• EXCERPT TO READ:
────────────────
# Legendre poly in Fotran 90

1. Feb 27, 2009

### quantumfireball

Is it possible to evaluate a legendre polynomial p(n,x) using the recurrence relation

p(n,x)=p(n-1,x)*x-p(n-2,x) in fotran 90

{there are some other terms which i left out for brevity]

2. Feb 28, 2009

### mathmate

Here is an example in F77 for N up to 100.
Recursion is not necessary when the initial conditions are known, i.e. P(0) and P(1).
P(2) was defined to avoid going back to P(0) which is not permitted in F77.

Code (Text):
FUNCTION FLEGENDRE(N,X)
REAL*8 P(100)
REAL*8 FI
INTEGER I
C     CHECK FOR VALID VALUES OF N AND X HERE BEFORE PROCEEDING
C
C     PROCEEDING WITH CALCULATIONS
IF (N.EQ.0) THEN
FLEGENDRE=1
ELSEIF (N.EQ.1) THEN
FLEGENDRE=X
ELSEIF (N.EQ.2) THEN
FLEGENDRE=(3*X*X-1)/2.0
ELSE
C       SYNTHETIC CALCULATIONS
P(1)=X
P(2)=(3*X*X-1)/2.0
DO 20 I=3,N
FI=I
P(I)=((I+I-1)*X*P(I-1)-(I-1)*P(I-2))/FI
20   CONTINUE
FLEGENDRE=P(N)
ENDIF
END
C
C     TEST PROGRAM
C
REAL*8 OUT
DO 30 I=1,10
OUT=FLEGENDRE(I,5.425)
WRITE(6,999)I,OUT
30 CONTINUE
999 FORMAT(I3,F20.2)
────────────────
• EXERCISE TASK 1:
In the records, reproduce the lines starting at the one containing "Patent image size: (1435, 994)." and ending at the one containing "The operator 14 is at (282, 308).", with "airfield" renamed to "airport" and nothing else altered. Give only those lines.
────────────────
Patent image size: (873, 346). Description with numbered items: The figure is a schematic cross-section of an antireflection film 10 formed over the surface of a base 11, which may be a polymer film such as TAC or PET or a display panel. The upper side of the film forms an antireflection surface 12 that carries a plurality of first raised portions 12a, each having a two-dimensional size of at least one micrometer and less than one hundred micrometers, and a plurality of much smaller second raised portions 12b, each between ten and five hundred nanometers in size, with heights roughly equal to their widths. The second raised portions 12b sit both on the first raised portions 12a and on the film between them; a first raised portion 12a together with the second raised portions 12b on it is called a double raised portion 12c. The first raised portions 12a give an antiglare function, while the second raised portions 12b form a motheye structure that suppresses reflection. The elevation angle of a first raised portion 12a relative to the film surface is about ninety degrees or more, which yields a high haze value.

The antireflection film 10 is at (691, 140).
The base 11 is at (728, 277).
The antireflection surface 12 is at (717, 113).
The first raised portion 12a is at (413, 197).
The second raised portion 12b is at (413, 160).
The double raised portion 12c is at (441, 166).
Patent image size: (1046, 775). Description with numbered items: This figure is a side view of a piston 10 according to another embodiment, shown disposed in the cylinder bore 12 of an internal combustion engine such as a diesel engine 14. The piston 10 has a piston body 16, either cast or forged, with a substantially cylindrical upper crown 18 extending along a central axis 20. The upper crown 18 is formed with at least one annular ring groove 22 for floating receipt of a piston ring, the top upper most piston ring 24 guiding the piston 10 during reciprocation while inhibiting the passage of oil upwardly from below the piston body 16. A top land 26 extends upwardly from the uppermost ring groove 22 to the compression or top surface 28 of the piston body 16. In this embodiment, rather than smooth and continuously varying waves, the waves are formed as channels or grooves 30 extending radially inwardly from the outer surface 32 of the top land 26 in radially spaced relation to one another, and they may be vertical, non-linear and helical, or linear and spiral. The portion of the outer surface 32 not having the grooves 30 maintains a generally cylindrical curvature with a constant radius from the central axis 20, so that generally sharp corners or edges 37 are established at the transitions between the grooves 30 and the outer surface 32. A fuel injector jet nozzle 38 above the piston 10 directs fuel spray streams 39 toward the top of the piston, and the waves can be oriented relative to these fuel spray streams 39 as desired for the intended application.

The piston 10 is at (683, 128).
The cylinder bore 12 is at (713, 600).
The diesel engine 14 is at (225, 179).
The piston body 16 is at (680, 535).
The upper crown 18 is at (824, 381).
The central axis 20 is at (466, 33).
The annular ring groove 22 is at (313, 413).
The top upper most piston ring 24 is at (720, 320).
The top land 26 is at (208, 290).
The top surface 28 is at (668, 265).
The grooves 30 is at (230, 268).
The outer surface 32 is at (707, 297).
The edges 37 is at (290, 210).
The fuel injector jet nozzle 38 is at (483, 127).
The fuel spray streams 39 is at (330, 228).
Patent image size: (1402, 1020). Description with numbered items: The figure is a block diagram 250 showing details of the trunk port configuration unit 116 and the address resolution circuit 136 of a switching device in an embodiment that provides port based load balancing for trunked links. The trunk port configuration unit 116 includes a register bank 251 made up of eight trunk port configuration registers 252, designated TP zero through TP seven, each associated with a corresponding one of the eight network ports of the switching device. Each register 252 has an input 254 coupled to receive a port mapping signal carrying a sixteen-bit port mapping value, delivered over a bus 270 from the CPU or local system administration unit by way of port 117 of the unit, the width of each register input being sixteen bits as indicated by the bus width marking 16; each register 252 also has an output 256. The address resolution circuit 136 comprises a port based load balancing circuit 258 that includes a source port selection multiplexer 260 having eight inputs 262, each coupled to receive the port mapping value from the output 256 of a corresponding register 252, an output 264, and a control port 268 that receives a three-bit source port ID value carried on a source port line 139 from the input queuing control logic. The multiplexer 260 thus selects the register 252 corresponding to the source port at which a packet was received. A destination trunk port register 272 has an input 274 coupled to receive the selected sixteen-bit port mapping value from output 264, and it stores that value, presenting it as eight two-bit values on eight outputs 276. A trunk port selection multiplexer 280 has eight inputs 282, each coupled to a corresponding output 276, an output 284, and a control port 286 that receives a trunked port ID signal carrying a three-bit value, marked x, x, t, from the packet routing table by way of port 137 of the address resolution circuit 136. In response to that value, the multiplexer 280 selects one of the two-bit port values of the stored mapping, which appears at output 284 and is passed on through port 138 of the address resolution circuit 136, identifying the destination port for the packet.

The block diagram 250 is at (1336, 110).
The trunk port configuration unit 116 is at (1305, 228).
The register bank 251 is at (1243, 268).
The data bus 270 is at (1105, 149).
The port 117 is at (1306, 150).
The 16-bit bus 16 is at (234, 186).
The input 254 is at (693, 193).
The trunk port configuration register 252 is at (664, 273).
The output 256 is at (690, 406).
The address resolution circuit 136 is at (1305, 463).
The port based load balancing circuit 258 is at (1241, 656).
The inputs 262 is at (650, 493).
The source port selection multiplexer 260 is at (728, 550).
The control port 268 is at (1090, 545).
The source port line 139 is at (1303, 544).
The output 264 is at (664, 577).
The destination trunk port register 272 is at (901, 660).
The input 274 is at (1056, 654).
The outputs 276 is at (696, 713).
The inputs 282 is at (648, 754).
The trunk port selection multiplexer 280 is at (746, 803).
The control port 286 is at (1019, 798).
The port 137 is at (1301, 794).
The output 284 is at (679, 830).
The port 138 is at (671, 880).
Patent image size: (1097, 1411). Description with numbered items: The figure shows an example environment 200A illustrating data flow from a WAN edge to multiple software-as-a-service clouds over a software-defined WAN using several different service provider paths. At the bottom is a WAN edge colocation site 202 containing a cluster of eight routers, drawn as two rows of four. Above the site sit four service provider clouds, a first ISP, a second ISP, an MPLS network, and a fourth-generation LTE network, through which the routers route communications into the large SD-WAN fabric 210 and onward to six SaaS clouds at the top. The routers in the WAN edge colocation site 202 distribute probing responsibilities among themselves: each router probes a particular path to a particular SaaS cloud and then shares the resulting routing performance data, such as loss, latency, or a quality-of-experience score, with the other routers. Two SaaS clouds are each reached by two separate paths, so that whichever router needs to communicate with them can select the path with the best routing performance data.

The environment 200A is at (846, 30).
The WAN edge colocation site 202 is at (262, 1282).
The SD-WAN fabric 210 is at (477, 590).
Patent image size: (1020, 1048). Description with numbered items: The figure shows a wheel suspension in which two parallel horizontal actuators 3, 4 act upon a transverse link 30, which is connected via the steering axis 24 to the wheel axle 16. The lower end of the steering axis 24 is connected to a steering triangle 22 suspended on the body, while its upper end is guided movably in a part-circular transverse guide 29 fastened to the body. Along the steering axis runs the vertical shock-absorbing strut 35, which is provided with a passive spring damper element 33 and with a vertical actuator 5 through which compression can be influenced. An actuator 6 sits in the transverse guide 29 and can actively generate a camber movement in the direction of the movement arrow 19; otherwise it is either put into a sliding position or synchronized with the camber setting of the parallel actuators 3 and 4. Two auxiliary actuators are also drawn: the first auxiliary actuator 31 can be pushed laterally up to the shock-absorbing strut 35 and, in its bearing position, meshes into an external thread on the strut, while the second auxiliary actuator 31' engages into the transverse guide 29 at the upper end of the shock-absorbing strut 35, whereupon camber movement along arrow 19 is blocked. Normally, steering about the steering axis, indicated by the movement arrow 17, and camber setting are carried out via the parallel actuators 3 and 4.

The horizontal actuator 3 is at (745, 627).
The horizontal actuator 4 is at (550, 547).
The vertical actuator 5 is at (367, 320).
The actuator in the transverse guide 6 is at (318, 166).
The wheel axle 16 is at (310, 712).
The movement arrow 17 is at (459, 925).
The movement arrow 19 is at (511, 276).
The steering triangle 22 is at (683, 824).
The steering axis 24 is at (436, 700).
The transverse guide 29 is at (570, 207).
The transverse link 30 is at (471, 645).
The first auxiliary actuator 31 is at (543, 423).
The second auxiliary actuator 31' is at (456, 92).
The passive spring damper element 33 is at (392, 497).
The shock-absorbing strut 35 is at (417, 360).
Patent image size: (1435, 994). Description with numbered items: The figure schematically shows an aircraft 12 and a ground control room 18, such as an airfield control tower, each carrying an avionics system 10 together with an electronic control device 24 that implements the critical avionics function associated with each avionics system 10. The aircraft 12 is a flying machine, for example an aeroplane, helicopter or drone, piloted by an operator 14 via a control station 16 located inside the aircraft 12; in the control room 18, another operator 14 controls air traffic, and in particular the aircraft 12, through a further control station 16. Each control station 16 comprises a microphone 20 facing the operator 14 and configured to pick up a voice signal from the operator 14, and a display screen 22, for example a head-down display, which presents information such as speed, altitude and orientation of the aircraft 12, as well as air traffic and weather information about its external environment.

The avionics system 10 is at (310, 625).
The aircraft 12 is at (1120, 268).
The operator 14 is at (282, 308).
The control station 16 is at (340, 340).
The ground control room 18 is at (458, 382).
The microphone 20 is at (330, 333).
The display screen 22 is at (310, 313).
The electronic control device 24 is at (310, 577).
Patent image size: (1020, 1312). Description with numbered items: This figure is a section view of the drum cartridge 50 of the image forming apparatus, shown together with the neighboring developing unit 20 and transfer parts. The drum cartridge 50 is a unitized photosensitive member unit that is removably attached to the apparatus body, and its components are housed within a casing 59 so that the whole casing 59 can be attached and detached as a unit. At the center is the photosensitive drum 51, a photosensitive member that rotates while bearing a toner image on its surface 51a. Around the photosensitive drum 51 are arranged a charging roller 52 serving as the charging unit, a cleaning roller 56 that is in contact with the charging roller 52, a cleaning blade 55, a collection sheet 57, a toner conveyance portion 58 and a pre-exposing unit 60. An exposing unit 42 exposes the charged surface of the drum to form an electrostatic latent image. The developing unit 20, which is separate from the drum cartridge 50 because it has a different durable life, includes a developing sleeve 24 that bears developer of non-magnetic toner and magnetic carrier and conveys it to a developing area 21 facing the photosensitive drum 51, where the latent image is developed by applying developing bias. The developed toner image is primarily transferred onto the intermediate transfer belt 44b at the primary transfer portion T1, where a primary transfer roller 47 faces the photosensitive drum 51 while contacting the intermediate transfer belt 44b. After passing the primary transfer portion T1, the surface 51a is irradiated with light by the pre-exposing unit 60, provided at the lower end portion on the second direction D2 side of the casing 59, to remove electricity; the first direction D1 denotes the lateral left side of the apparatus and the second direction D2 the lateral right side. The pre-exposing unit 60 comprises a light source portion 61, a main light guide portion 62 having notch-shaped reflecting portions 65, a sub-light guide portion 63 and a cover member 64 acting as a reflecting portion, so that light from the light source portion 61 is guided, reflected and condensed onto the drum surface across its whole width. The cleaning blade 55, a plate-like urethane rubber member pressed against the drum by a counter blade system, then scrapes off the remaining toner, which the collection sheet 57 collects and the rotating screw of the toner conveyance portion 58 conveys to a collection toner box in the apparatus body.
────────────────
• EXERCISE TASK 2:
Pick up the forum thread on computing Legendre polynomials in Fortran right after its last line and keep it going.

• TASK RESPONSE 1:
Patent image size: (1435, 994). Description with numbered items: The figure schematically shows an aircraft 12 and a ground control room 18, such as an airport control tower, each carrying an avionics system 10 together with an electronic control device 24 that implements the critical avionics function associated with each avionics system 10. The aircraft 12 is a flying machine, for example an aeroplane, helicopter or drone, piloted by an operator 14 via a control station 16 located inside the aircraft 12; in the control room 18, another operator 14 controls air traffic, and in particular the aircraft 12, through a further control station 16. Each control station 16 comprises a microphone 20 facing the operator 14 and configured to pick up a voice signal from the operator 14, and a display screen 22, for example a head-down display, which presents information such as speed, altitude and orientation of the aircraft 12, as well as air traffic and weather information about its external environment.

The avionics system 10 is at (310, 625).
The aircraft 12 is at (1120, 268).
The operator 14 is at (282, 308).

• TASK RESPONSE 2:
STOP
END

3. Feb 28, 2009

### mathmate

Here a computationally more efficient version that obviates the use of arrays and hence no limit on the size of N except for round-off errors.

Code (Text):
FUNCTION FLEGENDRE(N,X)
REAL*8 PI,PIM1,PIM2
REAL*8 FI
INTEGER I
C     CHECK FOR VALID VALUES OF N AND X HERE BEFORE PROCEEDING
C
C     PROCEEDING WITH CALCULATIONS
IF (N.EQ.0) THEN
FLEGENDRE=1
ELSEIF (N.EQ.1) THEN
FLEGENDRE=X
ELSE
C       SYNTHETIC CALCULATIONS
PIM1=1
PI=X
DO 20 I=2,N
FI=I
PIM2=PIM1
PIM1=PI
PI=((I+I-1)*X*PIM1-(I-1)*PIM2)/FI
20   CONTINUE
FLEGENDRE=PI
ENDIF
END
C
C     TEST PROGRAM
C
REAL*8 OUT
DO 30 I=1,10
OUT=FLEGENDRE(I,5.425)
WRITE(6,999)I,OUT
30 CONTINUE
999 FORMAT(I3,F20.2)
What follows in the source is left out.